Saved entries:
*****
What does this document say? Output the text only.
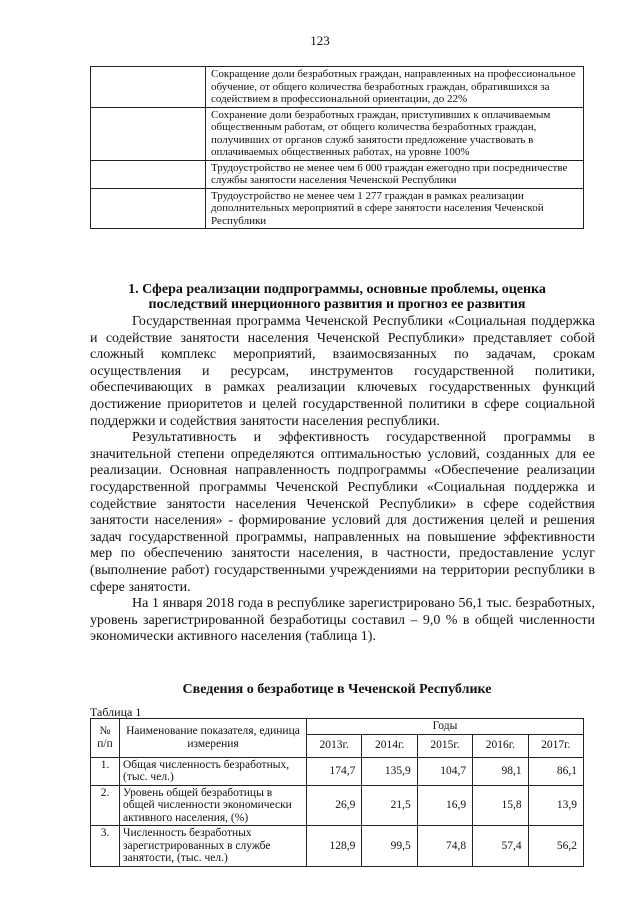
123
	Сокращение доли безработных граждан, направленных на профессиональное обучение, от общего количества безработных граждан, обратившихся за содействием в профессиональной ориентации, до 22%
	Сохранение доли безработных граждан, приступивших к оплачиваемым общественным работам, от общего количества безработных граждан, получивших от органов служб занятости предложение участвовать в оплачиваемых общественных работах, на уровне 100%
	Трудоустройство не менее чем 6 000 граждан ежегодно при посредничестве службы занятости населения Чеченской Республики
	Трудоустройство не менее чем 1 277 граждан в рамках реализации дополнительных мероприятий в сфере занятости населения Чеченской Республики
1. Сфера реализации подпрограммы, основные проблемы, оценка последствий инерционного развития и прогноз ее развития

Государственная программа Чеченской Республики «Социальная поддержка и содействие занятости населения Чеченской Республики» представляет собой сложный комплекс мероприятий, взаимосвязанных по задачам, срокам осуществления и ресурсам, инструментов государственной политики, обеспечивающих в рамках реализации ключевых государственных функций достижение приоритетов и целей государственной политики в сфере социальной поддержки и содействия занятости населения республики.

Результативность и эффективность государственной программы в значительной степени определяются оптимальностью условий, созданных для ее реализации. Основная направленность подпрограммы «Обеспечение реализации государственной программы Чеченской Республики «Социальная поддержка и содействие занятости населения Чеченской Республики» в сфере содействия занятости населения» - формирование условий для достижения целей и решения задач государственной программы, направленных на повышение эффективности мер по обеспечению занятости населения, в частности, предоставление услуг (выполнение работ) государственными учреждениями на территории республики в сфере занятости.

На 1 января 2018 года в республике зарегистрировано 56,1 тыс. безработных, уровень зарегистрированной безработицы составил – 9,0 % в общей численности экономически активного населения (таблица 1).

Сведения о безработице в Чеченской Республике
Таблица 1
№ п/п	Наименование показателя, единица измерения	Годы				
		2013г.	2014г.	2015г.	2016г.	2017г.
1.	Общая численность безработных, (тыс. чел.)	174,7	135,9	104,7	98,1	86,1
2.	Уровень общей безработицы в общей численности экономически активного населения, (%)	26,9	21,5	16,9	15,8	13,9
3.	Численность безработных зарегистрированных в службе занятости, (тыс. чел.)	128,9	99,5	74,8	57,4	56,2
*****
- [Set task]
Pictures are not part of the copy; output everything else in the records exactly.

- [Written answer]
What does this document say? Output the text only.
123
	Сокращение доли безработных граждан, направленных на профессиональное обучение, от общего количества безработных граждан, обратившихся за содействием в профессиональной ориентации, до 22%
	Сохранение доли безработных граждан, приступивших к оплачиваемым общественным работам, от общего количества безработных граждан, получивших от органов служб занятости предложение участвовать в оплачиваемых общественных работах, на уровне 100%
	Трудоустройство не менее чем 6 000 граждан ежегодно при посредничестве службы занятости населения Чеченской Республики
	Трудоустройство не менее чем 1 277 граждан в рамках реализации дополнительных мероприятий в сфере занятости населения Чеченской Республики
1. Сфера реализации подпрограммы, основные проблемы, оценка последствий инерционного развития и прогноз ее развития

Государственная программа Чеченской Республики «Социальная поддержка и содействие занятости населения Чеченской Республики» представляет собой сложный комплекс мероприятий, взаимосвязанных по задачам, срокам осуществления и ресурсам, инструментов государственной политики, обеспечивающих в рамках реализации ключевых государственных функций достижение приоритетов и целей государственной политики в сфере социальной поддержки и содействия занятости населения республики.

Результативность и эффективность государственной программы в значительной степени определяются оптимальностью условий, созданных для ее реализации. Основная направленность подпрограммы «Обеспечение реализации государственной программы Чеченской Республики «Социальная поддержка и содействие занятости населения Чеченской Республики» в сфере содействия занятости населения» - формирование условий для достижения целей и решения задач государственной программы, направленных на повышение эффективности мер по обеспечению занятости населения, в частности, предоставление услуг (выполнение работ) государственными учреждениями на территории республики в сфере занятости.

На 1 января 2018 года в республике зарегистрировано 56,1 тыс. безработных, уровень зарегистрированной безработицы составил – 9,0 % в общей численности экономически активного населения (таблица 1).

Сведения о безработице в Чеченской Республике
Таблица 1
№ п/п	Наименование показателя, единица измерения	Годы				
		2013г.	2014г.	2015г.	2016г.	2017г.
1.	Общая численность безработных, (тыс. чел.)	174,7	135,9	104,7	98,1	86,1
2.	Уровень общей безработицы в общей численности экономически активного населения, (%)	26,9	21,5	16,9	15,8	13,9
3.	Численность безработных зарегистрированных в службе занятости, (тыс. чел.)	128,9	99,5	74,8	57,4	56,2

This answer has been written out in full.